▶ Exercise prompt: In the data below, find each line containing the string "that" and return it.

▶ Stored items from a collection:
»»
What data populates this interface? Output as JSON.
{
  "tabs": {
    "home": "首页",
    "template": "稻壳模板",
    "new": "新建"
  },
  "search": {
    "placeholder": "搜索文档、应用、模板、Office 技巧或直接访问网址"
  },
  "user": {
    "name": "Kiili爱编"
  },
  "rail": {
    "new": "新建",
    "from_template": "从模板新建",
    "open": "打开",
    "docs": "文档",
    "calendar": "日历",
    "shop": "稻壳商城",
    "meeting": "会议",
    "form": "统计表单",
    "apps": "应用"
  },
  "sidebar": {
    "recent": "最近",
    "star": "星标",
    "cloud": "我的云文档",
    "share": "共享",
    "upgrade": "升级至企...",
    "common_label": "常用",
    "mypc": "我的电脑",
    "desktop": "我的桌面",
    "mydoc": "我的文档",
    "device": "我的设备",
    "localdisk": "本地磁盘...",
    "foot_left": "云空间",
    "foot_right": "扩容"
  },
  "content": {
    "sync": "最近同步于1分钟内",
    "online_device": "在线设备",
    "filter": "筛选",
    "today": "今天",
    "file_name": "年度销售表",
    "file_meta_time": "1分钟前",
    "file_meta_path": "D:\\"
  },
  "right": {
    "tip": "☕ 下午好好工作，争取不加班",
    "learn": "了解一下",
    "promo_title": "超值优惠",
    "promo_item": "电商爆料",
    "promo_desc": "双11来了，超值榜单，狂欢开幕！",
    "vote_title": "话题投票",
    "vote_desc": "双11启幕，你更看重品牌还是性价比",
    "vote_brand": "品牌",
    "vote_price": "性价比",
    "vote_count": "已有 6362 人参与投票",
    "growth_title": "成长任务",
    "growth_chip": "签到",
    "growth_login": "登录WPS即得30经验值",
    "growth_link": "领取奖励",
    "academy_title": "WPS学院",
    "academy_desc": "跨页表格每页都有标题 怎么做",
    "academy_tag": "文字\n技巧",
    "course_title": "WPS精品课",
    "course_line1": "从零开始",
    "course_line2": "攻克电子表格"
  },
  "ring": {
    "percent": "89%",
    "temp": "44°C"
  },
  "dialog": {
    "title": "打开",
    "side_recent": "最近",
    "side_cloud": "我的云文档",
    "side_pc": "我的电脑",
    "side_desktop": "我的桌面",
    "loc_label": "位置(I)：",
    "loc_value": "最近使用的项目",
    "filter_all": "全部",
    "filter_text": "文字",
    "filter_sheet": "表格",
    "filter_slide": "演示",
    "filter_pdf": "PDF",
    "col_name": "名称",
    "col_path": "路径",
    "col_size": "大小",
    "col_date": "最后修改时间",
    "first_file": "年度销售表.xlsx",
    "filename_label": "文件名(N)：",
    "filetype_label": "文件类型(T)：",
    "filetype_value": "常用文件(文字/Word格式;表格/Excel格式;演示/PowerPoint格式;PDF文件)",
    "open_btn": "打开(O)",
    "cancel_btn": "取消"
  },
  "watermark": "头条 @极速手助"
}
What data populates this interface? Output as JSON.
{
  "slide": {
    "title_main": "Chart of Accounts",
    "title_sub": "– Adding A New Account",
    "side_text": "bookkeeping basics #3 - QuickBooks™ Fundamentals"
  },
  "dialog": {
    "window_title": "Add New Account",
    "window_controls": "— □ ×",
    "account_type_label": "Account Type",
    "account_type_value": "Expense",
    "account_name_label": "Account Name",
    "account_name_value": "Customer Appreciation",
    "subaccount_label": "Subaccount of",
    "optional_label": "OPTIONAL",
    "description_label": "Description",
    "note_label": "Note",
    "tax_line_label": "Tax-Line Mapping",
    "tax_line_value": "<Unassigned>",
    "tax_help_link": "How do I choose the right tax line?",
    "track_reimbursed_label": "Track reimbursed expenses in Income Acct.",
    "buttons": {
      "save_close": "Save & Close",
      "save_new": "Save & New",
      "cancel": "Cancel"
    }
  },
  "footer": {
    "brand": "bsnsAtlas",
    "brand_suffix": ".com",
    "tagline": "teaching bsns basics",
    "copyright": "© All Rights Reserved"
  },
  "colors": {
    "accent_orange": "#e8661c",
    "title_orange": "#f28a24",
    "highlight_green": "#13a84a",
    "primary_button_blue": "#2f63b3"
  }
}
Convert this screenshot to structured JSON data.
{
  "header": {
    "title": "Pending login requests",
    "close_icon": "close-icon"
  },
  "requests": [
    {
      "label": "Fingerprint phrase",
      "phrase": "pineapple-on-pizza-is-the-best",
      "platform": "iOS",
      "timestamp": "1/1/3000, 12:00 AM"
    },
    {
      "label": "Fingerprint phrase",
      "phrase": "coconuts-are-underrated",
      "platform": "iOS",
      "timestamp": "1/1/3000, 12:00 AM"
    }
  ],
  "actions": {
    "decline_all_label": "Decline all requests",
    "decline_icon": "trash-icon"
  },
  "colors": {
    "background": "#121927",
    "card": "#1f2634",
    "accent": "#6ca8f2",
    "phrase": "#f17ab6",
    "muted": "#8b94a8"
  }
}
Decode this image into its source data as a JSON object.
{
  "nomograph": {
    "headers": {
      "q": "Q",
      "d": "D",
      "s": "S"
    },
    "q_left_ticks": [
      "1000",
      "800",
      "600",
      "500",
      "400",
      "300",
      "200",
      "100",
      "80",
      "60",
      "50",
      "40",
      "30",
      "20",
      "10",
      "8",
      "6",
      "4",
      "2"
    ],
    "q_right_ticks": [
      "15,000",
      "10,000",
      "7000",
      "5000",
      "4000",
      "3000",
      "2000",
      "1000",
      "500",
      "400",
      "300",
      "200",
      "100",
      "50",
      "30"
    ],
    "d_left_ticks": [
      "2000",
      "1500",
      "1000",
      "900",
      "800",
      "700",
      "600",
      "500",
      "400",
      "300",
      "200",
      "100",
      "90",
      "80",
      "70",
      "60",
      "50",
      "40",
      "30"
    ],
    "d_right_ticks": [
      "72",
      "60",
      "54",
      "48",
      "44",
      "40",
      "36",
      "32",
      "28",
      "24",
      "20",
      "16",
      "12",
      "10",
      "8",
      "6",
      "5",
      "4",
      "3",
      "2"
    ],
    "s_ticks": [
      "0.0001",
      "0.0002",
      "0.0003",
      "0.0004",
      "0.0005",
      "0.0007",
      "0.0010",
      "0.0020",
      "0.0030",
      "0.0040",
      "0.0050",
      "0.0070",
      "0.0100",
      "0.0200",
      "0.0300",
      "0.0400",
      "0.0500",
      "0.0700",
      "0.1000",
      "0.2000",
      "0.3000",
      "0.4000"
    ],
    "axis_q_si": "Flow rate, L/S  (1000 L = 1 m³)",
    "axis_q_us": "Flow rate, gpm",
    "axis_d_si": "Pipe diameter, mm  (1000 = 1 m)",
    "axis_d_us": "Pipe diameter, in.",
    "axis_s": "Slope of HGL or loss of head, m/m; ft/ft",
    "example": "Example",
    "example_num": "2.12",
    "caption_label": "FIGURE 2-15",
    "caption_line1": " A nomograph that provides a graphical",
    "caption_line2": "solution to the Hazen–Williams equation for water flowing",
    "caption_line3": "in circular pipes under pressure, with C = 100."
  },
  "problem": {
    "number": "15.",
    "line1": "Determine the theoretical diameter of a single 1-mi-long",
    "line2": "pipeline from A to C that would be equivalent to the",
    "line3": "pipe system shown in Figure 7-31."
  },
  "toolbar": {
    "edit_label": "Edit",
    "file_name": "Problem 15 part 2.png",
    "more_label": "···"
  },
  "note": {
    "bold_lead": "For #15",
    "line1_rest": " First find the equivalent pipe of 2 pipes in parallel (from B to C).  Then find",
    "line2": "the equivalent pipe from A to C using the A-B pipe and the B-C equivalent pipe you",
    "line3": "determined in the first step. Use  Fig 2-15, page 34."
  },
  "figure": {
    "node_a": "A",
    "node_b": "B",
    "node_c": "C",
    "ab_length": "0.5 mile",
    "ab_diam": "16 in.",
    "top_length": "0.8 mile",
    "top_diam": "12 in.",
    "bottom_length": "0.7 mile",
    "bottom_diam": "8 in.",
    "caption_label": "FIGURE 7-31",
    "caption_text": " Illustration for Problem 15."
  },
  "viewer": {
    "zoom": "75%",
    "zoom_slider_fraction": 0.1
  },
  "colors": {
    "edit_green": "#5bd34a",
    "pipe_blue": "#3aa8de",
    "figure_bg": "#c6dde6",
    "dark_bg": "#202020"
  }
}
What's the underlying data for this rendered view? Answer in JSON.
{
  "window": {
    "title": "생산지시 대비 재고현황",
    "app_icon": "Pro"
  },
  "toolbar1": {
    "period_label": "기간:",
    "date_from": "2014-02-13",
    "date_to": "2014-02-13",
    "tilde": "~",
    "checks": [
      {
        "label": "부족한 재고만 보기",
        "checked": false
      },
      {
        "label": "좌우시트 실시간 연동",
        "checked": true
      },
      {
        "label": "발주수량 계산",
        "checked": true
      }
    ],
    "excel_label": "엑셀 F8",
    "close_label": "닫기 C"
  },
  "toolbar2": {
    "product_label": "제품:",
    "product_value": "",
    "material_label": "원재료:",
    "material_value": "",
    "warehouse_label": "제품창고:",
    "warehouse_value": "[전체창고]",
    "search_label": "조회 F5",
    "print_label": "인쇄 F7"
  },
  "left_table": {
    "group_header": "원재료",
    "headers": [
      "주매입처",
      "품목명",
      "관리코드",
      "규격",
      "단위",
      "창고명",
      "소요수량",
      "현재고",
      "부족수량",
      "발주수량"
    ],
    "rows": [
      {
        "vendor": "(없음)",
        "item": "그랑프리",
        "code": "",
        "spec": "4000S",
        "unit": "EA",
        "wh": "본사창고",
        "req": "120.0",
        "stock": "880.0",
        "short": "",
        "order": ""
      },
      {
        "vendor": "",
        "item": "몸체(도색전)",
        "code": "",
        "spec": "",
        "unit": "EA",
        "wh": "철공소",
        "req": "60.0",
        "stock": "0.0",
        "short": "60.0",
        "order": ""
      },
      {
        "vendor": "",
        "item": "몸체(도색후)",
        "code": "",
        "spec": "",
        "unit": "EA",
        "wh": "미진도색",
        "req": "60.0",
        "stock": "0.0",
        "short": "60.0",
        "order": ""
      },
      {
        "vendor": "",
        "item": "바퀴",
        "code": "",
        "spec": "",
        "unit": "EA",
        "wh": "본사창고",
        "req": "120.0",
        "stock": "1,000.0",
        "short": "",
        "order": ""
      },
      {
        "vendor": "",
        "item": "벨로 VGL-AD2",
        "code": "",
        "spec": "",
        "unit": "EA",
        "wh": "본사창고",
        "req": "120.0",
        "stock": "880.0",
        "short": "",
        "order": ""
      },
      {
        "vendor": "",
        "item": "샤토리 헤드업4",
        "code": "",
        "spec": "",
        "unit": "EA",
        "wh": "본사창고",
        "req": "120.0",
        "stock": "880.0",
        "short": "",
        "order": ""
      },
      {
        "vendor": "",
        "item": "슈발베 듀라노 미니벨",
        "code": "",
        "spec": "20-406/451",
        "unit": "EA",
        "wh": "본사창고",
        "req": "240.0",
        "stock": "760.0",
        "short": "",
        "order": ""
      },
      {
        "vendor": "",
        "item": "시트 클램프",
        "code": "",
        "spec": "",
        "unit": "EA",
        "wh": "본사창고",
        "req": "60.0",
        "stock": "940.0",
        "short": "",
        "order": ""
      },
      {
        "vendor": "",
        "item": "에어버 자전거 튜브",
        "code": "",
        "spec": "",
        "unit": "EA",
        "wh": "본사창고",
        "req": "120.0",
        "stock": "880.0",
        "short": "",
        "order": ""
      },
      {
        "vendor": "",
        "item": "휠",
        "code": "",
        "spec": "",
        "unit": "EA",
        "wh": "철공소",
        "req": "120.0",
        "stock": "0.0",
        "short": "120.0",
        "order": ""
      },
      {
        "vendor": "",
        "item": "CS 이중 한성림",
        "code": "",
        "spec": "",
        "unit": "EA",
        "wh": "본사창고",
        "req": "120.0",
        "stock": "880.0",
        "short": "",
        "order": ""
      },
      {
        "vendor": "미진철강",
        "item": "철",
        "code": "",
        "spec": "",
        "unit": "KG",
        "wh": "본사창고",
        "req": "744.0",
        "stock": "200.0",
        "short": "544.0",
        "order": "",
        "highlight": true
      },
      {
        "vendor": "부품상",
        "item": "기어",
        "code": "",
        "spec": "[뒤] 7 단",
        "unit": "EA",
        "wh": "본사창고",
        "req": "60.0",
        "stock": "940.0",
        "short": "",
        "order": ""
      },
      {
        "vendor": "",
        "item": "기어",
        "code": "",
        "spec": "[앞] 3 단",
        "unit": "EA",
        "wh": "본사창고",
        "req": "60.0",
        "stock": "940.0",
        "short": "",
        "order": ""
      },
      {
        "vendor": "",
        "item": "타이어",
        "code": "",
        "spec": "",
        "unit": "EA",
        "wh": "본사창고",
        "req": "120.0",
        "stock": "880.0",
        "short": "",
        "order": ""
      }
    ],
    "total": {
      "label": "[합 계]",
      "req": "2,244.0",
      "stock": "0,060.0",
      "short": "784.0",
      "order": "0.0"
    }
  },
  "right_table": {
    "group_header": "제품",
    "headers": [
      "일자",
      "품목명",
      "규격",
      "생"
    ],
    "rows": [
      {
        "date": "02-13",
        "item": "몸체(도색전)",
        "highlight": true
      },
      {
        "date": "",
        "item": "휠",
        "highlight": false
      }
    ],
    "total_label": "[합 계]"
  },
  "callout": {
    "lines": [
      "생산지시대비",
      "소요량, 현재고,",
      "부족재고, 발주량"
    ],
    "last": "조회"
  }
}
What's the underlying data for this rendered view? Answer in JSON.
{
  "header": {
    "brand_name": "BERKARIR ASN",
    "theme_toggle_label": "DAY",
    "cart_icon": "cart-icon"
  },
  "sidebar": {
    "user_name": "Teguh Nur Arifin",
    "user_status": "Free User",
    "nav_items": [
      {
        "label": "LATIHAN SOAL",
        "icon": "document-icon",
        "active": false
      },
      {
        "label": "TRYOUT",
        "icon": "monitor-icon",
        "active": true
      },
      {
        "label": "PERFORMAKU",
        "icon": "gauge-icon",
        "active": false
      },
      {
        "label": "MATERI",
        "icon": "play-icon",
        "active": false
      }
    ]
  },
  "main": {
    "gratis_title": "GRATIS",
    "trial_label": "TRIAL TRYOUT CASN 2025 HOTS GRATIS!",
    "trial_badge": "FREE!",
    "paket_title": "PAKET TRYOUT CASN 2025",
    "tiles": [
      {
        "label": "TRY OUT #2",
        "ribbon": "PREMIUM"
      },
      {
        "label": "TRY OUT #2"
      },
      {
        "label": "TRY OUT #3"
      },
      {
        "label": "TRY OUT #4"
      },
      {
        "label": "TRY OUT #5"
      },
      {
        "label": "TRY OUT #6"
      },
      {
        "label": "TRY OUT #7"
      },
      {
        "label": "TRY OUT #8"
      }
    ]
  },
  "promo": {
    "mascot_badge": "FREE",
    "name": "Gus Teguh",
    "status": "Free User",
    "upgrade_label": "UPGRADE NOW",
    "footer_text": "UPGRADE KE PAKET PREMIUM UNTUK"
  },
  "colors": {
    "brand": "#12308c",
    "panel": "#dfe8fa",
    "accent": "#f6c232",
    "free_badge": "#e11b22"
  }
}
««
▶ Complete output:
    "caption_line1": " A nomograph that provides a graphical",
    "line2": "pipeline from A to C that would be equivalent to the",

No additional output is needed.